» To do
Using the records below, locate all lines containing "très" and return them.

— start of Records to process —

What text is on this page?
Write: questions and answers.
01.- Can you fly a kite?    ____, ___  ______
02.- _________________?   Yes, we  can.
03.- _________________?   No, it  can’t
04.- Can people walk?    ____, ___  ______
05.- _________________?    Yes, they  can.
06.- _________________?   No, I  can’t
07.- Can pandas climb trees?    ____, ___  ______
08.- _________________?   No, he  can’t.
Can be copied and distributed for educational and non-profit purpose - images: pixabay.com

— end of Records to process —
— start of Records to process —

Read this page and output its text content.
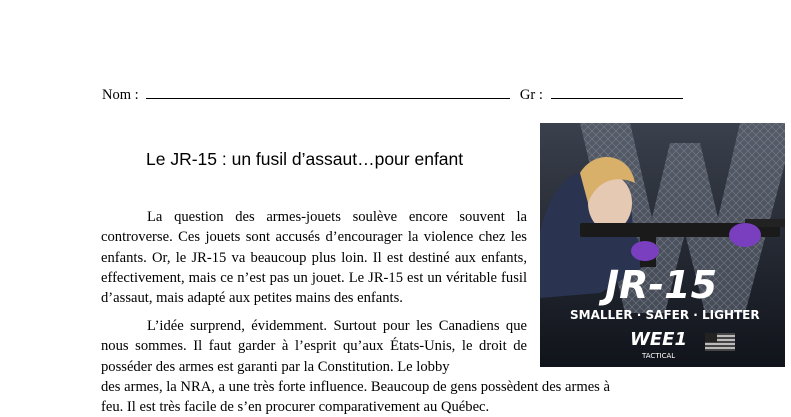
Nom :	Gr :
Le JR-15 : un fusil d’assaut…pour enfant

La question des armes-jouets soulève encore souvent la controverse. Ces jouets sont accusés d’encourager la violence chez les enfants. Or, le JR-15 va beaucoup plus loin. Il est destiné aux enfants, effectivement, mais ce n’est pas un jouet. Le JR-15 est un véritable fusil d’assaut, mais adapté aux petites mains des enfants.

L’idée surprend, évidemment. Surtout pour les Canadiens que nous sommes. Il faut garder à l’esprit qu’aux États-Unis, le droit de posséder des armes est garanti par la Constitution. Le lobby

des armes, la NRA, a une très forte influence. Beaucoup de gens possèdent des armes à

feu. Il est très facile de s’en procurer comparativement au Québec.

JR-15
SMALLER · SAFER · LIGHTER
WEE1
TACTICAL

— end of Records to process —

» Task response
des armes, la NRA, a une très forte influence. Beaucoup de gens possèdent des armes à
feu. Il est très facile de s’en procurer comparativement au Québec.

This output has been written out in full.